Provided material ->

'''

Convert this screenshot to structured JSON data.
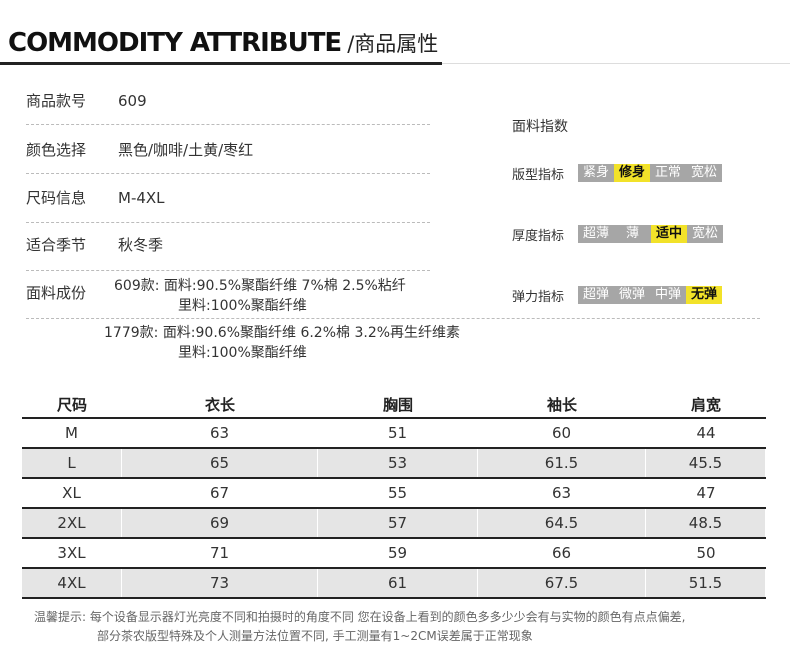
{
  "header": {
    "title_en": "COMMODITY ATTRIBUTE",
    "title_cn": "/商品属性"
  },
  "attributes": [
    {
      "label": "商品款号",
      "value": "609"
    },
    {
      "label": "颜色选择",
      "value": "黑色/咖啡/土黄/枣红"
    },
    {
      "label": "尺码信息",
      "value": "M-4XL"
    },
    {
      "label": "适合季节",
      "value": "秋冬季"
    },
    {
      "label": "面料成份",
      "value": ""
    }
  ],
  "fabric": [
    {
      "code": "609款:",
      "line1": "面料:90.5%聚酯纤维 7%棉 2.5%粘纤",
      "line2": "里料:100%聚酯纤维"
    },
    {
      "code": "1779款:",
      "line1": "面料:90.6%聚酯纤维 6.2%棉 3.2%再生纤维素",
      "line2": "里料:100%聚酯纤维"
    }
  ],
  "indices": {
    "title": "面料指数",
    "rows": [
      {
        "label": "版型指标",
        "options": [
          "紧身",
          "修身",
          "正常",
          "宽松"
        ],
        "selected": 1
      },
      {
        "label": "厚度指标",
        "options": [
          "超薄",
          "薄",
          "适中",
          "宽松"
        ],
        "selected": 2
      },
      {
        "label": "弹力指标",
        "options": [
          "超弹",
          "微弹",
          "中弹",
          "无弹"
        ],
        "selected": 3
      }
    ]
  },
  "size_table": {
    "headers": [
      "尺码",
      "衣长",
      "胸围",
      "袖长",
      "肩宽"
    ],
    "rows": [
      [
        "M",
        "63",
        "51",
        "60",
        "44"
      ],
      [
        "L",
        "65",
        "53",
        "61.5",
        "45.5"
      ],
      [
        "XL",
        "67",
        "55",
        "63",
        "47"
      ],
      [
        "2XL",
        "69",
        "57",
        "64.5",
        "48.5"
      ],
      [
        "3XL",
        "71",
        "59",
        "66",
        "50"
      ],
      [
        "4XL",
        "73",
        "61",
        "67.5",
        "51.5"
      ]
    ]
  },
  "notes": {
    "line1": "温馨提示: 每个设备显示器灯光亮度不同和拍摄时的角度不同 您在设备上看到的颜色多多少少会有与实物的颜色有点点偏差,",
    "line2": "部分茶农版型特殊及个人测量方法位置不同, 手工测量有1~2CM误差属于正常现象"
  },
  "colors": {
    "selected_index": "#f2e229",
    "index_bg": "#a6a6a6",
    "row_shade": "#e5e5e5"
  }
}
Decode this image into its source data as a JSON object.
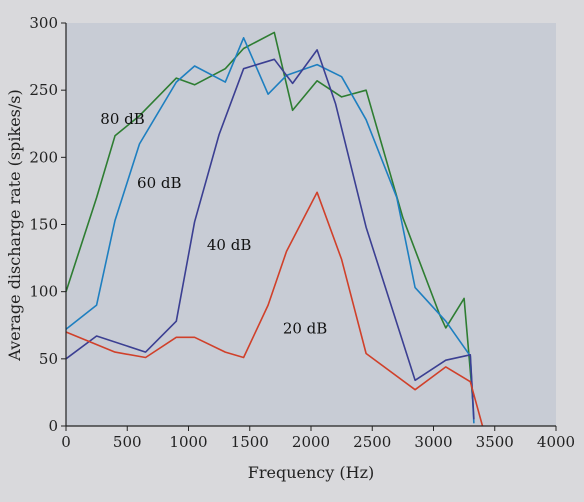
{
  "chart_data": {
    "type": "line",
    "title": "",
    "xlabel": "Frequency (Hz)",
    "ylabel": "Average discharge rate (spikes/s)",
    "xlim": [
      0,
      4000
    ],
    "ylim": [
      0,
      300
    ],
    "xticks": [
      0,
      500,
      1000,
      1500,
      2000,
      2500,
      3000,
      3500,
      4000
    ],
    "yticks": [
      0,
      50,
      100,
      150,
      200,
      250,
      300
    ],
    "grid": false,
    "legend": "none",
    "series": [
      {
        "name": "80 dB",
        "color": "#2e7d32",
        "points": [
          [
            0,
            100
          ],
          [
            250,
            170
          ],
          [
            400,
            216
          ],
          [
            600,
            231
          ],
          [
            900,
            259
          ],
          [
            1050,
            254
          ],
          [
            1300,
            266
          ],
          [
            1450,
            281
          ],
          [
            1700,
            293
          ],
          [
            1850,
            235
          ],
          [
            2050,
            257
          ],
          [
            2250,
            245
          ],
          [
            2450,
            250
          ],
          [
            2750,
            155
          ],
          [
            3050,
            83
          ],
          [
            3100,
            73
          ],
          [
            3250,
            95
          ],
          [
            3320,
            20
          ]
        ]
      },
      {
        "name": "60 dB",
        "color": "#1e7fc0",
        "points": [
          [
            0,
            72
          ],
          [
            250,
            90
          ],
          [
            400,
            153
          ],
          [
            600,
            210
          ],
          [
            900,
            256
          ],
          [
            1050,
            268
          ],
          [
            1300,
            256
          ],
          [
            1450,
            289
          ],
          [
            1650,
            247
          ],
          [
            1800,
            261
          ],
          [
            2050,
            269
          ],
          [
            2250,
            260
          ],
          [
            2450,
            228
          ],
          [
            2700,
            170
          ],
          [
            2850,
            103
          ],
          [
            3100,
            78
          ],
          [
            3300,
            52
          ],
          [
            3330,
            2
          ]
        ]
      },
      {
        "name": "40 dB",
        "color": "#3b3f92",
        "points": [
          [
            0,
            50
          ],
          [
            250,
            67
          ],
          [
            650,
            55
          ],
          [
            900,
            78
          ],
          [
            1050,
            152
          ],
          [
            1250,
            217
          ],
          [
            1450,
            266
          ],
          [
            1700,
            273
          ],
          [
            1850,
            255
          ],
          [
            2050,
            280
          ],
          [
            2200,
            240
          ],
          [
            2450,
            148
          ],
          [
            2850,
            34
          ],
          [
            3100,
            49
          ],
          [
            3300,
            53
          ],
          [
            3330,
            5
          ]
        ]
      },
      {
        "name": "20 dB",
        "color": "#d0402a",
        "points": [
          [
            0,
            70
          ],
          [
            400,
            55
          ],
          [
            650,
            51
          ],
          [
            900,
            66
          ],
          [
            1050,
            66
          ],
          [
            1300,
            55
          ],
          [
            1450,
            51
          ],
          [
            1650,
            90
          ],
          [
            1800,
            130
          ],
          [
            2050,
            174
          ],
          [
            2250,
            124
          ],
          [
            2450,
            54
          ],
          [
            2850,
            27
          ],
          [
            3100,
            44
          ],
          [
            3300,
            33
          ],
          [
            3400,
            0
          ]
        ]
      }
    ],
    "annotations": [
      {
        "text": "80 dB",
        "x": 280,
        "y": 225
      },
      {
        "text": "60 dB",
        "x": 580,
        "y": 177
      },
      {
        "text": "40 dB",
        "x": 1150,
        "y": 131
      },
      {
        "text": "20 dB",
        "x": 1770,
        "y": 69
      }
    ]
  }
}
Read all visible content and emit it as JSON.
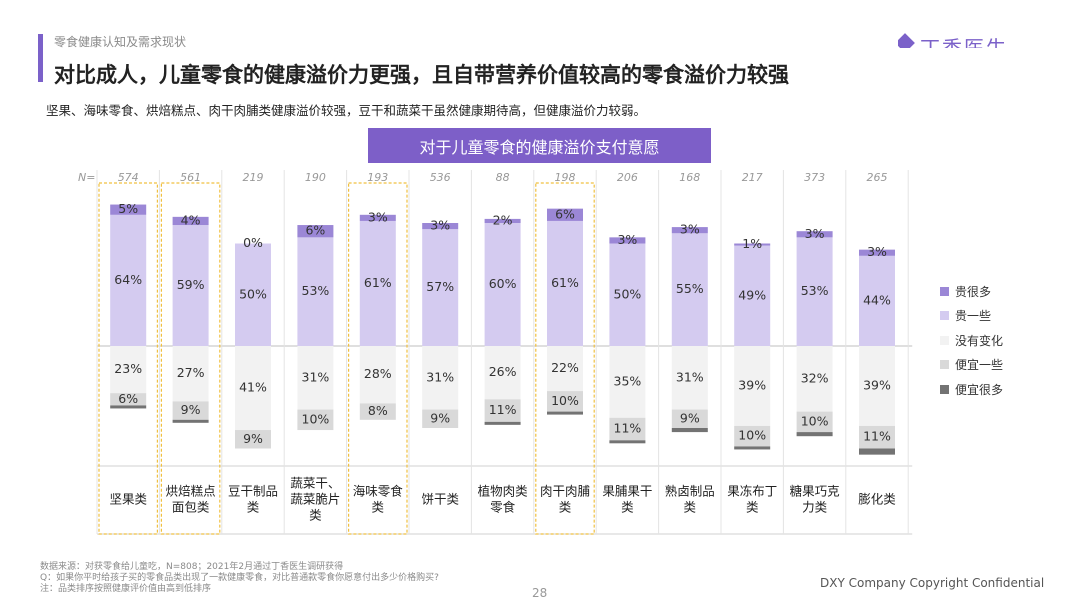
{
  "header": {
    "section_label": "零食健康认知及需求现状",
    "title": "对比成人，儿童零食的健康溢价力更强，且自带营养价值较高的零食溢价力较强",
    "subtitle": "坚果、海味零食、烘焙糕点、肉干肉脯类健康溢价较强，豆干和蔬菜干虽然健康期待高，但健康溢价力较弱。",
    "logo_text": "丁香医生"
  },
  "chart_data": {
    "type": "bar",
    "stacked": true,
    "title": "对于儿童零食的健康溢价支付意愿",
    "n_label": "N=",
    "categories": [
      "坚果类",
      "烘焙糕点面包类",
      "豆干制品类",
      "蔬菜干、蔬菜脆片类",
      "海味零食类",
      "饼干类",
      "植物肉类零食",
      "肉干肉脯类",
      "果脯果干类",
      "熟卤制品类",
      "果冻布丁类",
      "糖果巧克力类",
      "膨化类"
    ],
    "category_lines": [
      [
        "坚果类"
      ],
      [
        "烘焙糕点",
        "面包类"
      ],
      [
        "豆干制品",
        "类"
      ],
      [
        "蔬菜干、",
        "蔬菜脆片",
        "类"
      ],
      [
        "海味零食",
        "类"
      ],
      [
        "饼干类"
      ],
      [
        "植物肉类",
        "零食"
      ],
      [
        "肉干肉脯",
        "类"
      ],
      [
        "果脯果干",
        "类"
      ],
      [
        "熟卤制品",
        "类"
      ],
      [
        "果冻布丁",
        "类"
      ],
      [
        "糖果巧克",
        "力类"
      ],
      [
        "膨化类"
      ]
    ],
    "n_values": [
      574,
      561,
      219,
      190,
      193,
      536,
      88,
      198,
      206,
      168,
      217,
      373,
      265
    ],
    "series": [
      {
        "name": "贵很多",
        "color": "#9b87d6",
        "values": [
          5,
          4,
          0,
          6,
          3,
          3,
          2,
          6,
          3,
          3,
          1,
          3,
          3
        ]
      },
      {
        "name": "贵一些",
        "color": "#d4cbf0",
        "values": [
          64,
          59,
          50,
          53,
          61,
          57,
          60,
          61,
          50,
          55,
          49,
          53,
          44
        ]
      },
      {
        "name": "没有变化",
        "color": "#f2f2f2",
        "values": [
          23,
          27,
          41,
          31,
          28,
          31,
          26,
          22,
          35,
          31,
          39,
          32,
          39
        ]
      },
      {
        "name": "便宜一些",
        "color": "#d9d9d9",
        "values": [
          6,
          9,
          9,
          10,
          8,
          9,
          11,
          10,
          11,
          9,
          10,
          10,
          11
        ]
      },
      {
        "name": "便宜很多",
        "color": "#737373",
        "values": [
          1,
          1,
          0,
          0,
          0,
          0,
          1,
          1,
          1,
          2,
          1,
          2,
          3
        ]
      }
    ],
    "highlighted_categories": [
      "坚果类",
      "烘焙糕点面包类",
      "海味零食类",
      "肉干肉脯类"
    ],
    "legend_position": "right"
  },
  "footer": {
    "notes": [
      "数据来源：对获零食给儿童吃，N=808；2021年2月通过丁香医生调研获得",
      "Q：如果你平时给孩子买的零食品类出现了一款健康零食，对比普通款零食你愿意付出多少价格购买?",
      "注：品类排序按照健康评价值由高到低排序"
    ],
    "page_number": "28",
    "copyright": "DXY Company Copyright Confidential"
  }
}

'''

Stated exercise ->
Select the lines in this material that hold the word "JSON", leaving none out.

Output ->
Convert this screenshot to structured JSON data.
Decode this image into its source data as a JSON object.
Read all visible content and emit it as JSON.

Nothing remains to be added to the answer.